» **DATA PROVIDED**
--- BEGIN ---

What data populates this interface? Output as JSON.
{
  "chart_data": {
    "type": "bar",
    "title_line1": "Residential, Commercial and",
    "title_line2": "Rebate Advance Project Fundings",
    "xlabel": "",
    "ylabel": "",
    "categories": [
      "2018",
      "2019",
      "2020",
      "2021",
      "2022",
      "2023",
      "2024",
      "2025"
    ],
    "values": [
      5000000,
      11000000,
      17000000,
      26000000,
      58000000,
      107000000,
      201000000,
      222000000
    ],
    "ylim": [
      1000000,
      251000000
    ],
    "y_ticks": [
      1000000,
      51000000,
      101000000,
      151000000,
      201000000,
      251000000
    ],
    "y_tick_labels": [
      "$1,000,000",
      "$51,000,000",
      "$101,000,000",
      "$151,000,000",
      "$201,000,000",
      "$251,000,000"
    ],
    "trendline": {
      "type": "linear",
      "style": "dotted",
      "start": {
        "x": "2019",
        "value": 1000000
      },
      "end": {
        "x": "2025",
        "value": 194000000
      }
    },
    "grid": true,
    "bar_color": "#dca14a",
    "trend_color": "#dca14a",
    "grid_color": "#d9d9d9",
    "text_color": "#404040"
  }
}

--- END ---

» **SHORT EXERCISE**
Give the entries again in full, exactly as they are written.

» **FULL OUTPUT**
What data populates this interface? Output as JSON.
{
  "chart_data": {
    "type": "bar",
    "title_line1": "Residential, Commercial and",
    "title_line2": "Rebate Advance Project Fundings",
    "xlabel": "",
    "ylabel": "",
    "categories": [
      "2018",
      "2019",
      "2020",
      "2021",
      "2022",
      "2023",
      "2024",
      "2025"
    ],
    "values": [
      5000000,
      11000000,
      17000000,
      26000000,
      58000000,
      107000000,
      201000000,
      222000000
    ],
    "ylim": [
      1000000,
      251000000
    ],
    "y_ticks": [
      1000000,
      51000000,
      101000000,
      151000000,
      201000000,
      251000000
    ],
    "y_tick_labels": [
      "$1,000,000",
      "$51,000,000",
      "$101,000,000",
      "$151,000,000",
      "$201,000,000",
      "$251,000,000"
    ],
    "trendline": {
      "type": "linear",
      "style": "dotted",
      "start": {
        "x": "2019",
        "value": 1000000
      },
      "end": {
        "x": "2025",
        "value": 194000000
      }
    },
    "grid": true,
    "bar_color": "#dca14a",
    "trend_color": "#dca14a",
    "grid_color": "#d9d9d9",
    "text_color": "#404040"
  }
}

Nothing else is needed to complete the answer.